/---

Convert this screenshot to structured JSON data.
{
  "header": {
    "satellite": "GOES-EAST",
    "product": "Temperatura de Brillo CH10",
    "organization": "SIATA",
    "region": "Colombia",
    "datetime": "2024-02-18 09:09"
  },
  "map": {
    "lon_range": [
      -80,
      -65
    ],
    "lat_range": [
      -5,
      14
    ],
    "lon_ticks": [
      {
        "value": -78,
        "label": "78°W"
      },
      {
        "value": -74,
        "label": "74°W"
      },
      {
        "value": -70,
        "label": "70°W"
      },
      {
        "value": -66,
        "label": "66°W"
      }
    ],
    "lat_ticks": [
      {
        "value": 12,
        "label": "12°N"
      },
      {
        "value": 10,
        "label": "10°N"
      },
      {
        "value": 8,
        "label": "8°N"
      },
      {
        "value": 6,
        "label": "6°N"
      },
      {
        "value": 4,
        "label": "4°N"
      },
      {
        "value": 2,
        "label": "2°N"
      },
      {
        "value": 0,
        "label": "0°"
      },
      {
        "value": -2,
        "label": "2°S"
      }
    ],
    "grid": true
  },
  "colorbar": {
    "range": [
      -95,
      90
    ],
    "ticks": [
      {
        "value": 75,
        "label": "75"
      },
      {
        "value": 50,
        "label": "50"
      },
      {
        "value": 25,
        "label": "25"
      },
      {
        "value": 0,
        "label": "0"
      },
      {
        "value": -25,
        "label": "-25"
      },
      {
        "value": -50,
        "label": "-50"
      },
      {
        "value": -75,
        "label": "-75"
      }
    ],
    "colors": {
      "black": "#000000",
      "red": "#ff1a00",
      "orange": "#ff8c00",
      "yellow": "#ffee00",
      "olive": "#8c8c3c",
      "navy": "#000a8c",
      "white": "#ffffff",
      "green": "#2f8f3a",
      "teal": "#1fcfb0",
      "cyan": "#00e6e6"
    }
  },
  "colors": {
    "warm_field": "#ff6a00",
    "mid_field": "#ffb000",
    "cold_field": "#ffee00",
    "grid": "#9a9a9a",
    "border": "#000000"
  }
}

\---

Copy each record from above exactly, and include every line.

■ RESULT FOR THIS EXERCISE:
Convert this screenshot to structured JSON data.
{
  "header": {
    "satellite": "GOES-EAST",
    "product": "Temperatura de Brillo CH10",
    "organization": "SIATA",
    "region": "Colombia",
    "datetime": "2024-02-18 09:09"
  },
  "map": {
    "lon_range": [
      -80,
      -65
    ],
    "lat_range": [
      -5,
      14
    ],
    "lon_ticks": [
      {
        "value": -78,
        "label": "78°W"
      },
      {
        "value": -74,
        "label": "74°W"
      },
      {
        "value": -70,
        "label": "70°W"
      },
      {
        "value": -66,
        "label": "66°W"
      }
    ],
    "lat_ticks": [
      {
        "value": 12,
        "label": "12°N"
      },
      {
        "value": 10,
        "label": "10°N"
      },
      {
        "value": 8,
        "label": "8°N"
      },
      {
        "value": 6,
        "label": "6°N"
      },
      {
        "value": 4,
        "label": "4°N"
      },
      {
        "value": 2,
        "label": "2°N"
      },
      {
        "value": 0,
        "label": "0°"
      },
      {
        "value": -2,
        "label": "2°S"
      }
    ],
    "grid": true
  },
  "colorbar": {
    "range": [
      -95,
      90
    ],
    "ticks": [
      {
        "value": 75,
        "label": "75"
      },
      {
        "value": 50,
        "label": "50"
      },
      {
        "value": 25,
        "label": "25"
      },
      {
        "value": 0,
        "label": "0"
      },
      {
        "value": -25,
        "label": "-25"
      },
      {
        "value": -50,
        "label": "-50"
      },
      {
        "value": -75,
        "label": "-75"
      }
    ],
    "colors": {
      "black": "#000000",
      "red": "#ff1a00",
      "orange": "#ff8c00",
      "yellow": "#ffee00",
      "olive": "#8c8c3c",
      "navy": "#000a8c",
      "white": "#ffffff",
      "green": "#2f8f3a",
      "teal": "#1fcfb0",
      "cyan": "#00e6e6"
    }
  },
  "colors": {
    "warm_field": "#ff6a00",
    "mid_field": "#ffb000",
    "cold_field": "#ffee00",
    "grid": "#9a9a9a",
    "border": "#000000"
  }
}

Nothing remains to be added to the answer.